_Task description_
Report only the number of lines holding "page".
--------------------
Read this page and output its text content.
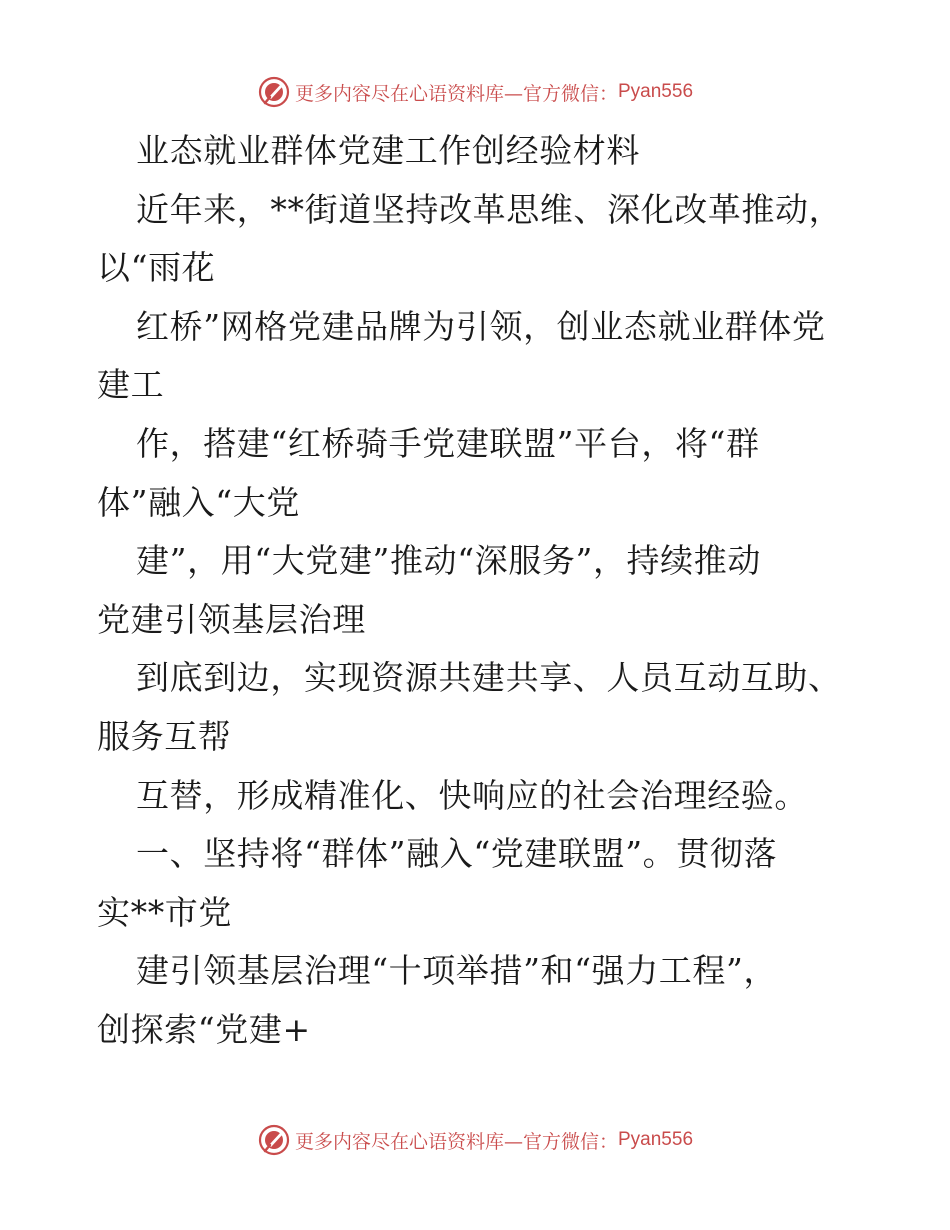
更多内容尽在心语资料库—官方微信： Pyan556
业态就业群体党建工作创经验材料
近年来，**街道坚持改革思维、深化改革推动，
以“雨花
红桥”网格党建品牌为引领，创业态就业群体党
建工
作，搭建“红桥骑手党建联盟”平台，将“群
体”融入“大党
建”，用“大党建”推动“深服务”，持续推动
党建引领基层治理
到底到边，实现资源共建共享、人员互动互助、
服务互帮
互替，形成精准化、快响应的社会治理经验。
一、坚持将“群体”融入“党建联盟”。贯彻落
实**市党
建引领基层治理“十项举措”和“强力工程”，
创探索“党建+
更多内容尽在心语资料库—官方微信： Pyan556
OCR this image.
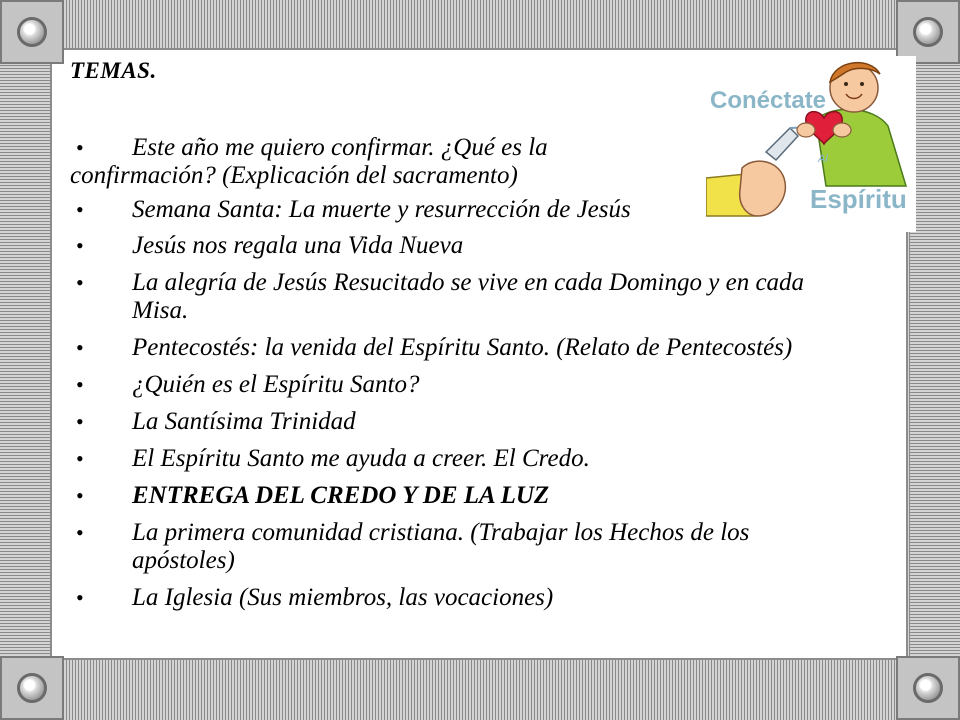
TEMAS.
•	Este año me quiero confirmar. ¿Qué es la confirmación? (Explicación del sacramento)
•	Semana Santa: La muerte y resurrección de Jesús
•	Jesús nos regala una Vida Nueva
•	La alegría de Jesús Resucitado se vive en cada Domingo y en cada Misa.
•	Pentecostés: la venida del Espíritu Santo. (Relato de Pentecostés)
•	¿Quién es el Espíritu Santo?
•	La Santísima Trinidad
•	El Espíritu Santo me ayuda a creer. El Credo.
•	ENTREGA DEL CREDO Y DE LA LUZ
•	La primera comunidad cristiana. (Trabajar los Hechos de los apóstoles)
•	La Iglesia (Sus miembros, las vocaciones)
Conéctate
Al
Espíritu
--------------------
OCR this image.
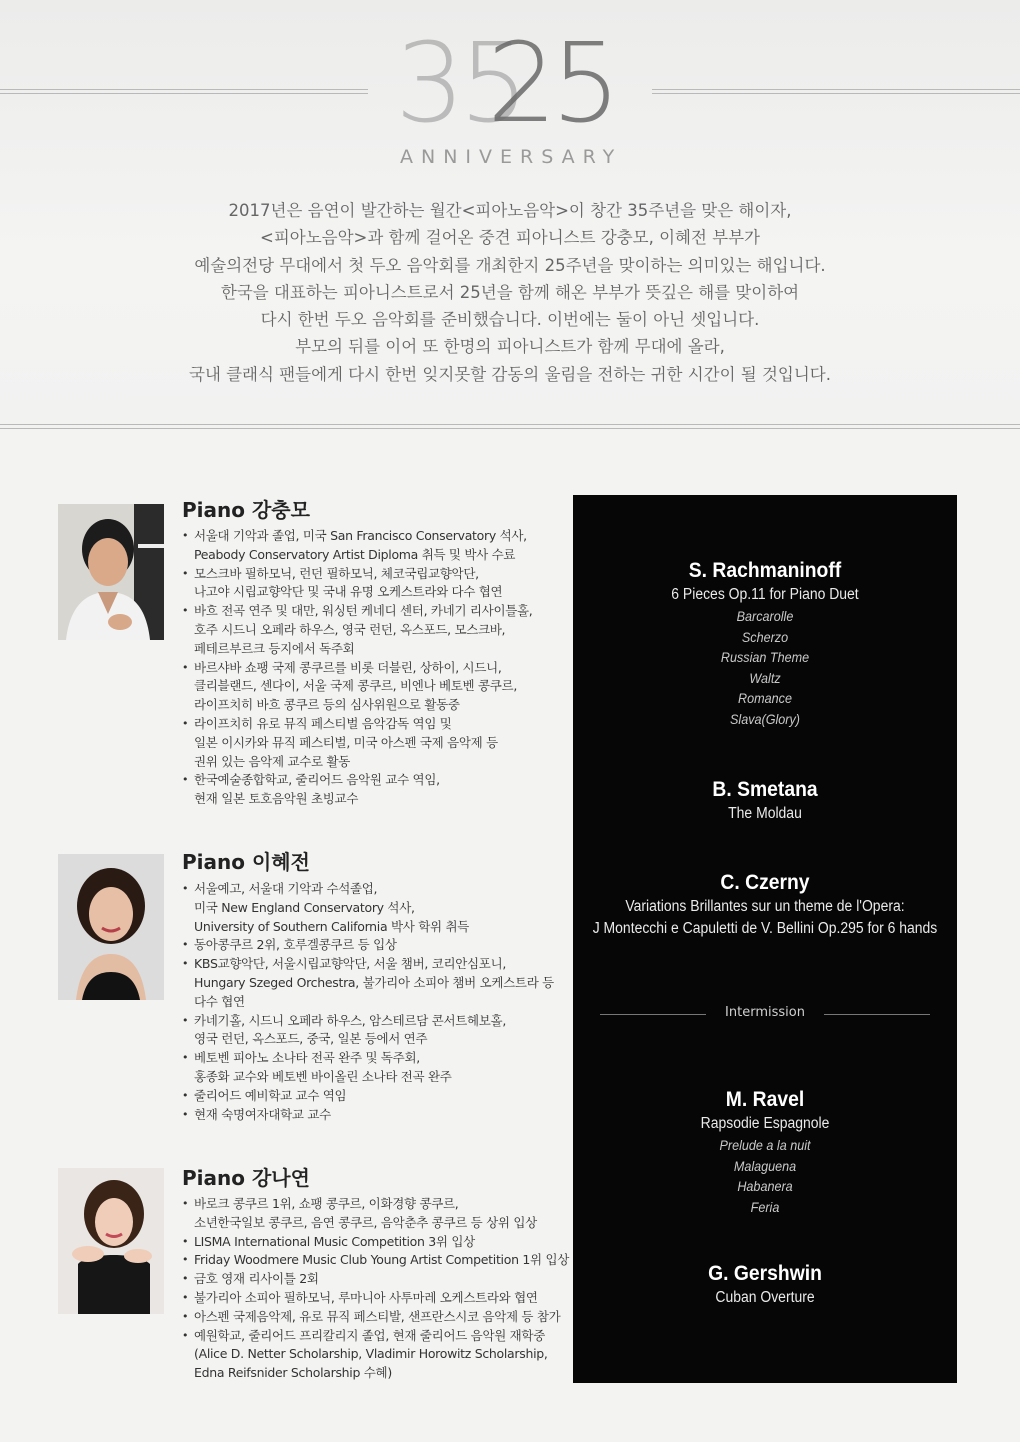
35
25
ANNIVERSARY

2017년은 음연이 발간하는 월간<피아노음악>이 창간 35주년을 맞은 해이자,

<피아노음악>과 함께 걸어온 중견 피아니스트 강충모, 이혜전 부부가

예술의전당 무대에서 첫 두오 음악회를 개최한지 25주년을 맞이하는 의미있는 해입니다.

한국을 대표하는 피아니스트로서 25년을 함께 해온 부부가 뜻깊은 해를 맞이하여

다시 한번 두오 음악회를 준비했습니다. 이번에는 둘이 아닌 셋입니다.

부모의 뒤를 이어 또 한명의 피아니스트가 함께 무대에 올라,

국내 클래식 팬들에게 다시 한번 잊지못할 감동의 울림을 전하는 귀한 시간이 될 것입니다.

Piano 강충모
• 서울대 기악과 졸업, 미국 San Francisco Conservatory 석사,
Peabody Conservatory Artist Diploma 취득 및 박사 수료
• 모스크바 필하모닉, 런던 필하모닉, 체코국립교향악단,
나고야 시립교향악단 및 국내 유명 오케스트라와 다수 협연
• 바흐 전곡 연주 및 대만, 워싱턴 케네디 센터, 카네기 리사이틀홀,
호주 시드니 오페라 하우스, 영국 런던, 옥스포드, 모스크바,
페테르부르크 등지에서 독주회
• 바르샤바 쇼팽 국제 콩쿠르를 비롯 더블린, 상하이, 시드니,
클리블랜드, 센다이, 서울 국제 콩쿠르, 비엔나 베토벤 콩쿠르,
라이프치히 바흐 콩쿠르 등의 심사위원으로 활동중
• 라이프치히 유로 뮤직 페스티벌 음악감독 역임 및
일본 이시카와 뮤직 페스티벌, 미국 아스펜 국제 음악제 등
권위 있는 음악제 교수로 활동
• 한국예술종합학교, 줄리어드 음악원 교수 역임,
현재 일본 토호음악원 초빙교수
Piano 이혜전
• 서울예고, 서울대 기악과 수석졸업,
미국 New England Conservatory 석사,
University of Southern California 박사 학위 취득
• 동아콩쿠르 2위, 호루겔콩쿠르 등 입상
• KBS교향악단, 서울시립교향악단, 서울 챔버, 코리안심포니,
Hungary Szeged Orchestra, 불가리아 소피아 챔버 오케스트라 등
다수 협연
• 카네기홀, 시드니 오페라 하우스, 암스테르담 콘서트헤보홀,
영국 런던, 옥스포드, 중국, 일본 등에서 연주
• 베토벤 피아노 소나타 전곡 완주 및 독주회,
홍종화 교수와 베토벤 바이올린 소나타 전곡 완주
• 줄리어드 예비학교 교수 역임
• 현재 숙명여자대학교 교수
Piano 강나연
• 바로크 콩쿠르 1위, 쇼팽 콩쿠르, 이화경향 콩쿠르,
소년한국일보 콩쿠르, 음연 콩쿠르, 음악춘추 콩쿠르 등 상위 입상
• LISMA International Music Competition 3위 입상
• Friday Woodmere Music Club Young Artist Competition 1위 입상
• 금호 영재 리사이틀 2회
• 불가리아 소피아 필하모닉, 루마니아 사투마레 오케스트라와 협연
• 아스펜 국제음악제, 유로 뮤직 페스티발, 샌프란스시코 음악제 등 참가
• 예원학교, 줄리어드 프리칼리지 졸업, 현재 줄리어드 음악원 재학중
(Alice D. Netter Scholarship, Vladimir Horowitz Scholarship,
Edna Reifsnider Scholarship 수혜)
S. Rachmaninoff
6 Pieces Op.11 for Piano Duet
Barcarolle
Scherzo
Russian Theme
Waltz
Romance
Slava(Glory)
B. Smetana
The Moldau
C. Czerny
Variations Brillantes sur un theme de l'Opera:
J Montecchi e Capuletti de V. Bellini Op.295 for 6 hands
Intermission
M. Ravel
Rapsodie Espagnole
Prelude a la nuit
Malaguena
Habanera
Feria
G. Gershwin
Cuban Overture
--------------------
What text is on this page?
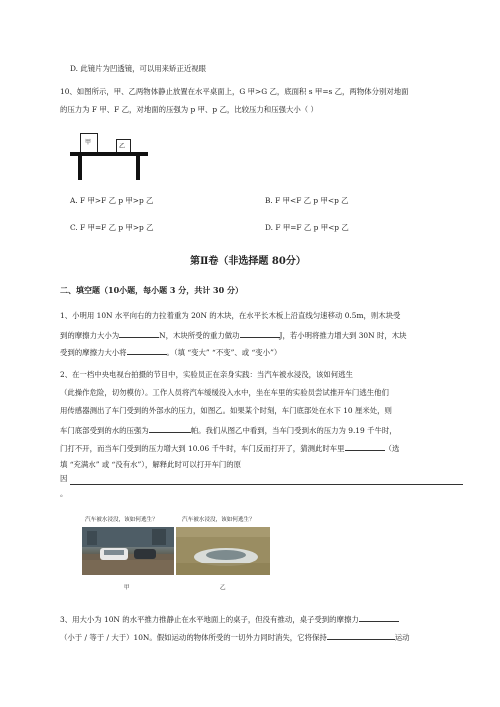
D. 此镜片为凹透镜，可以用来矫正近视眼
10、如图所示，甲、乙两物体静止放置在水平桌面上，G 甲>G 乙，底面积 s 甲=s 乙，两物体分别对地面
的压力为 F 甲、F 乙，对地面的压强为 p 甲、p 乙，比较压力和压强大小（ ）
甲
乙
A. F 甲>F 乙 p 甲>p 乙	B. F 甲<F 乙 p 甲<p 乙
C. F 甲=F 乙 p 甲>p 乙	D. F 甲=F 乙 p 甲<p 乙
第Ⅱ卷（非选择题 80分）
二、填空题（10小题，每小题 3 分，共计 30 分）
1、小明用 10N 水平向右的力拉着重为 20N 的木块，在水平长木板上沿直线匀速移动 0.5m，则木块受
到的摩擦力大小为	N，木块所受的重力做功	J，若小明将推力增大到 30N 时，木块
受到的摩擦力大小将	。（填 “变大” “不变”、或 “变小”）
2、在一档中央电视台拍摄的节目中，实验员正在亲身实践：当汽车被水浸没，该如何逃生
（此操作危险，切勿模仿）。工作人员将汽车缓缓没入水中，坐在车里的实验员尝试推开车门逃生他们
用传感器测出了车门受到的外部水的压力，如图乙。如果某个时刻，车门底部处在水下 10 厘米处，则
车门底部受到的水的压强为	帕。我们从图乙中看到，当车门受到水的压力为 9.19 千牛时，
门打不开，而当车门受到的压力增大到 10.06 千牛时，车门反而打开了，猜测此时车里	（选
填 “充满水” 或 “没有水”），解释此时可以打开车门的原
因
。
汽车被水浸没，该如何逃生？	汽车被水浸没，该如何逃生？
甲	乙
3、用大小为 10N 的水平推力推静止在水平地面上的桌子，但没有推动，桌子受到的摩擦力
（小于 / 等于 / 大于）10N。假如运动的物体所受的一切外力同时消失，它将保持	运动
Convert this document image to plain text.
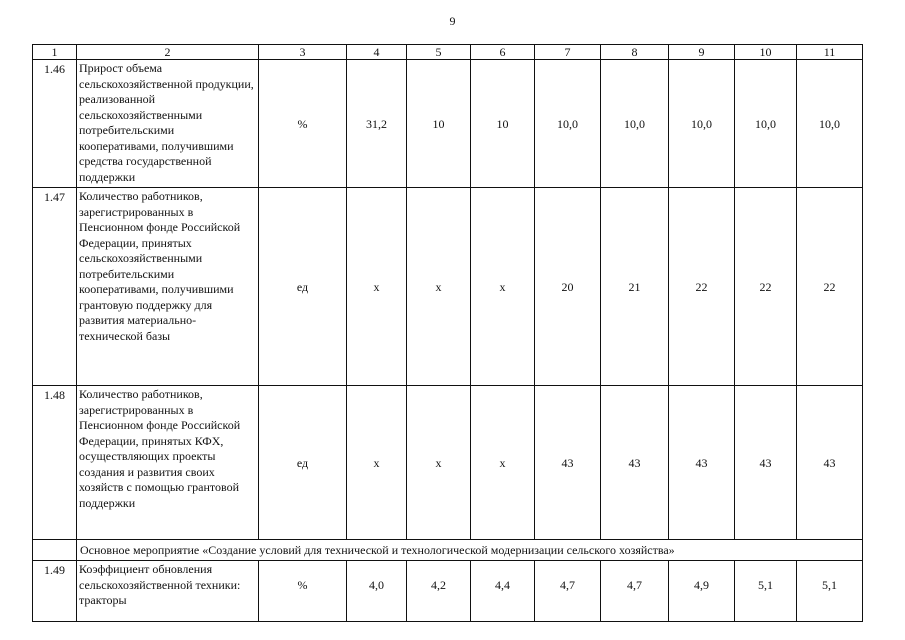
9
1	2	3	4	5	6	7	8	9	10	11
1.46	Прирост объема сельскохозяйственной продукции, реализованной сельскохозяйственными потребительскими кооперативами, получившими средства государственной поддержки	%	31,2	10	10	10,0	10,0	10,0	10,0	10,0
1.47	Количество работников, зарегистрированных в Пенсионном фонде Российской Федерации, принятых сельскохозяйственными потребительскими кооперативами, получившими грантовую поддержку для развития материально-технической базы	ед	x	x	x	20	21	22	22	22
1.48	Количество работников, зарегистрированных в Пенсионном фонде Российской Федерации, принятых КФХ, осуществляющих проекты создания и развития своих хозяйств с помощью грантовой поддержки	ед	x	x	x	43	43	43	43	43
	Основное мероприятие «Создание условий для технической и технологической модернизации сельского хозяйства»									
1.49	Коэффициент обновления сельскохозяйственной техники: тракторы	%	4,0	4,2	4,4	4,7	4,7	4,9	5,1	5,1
--------------------
_Output for this task_
2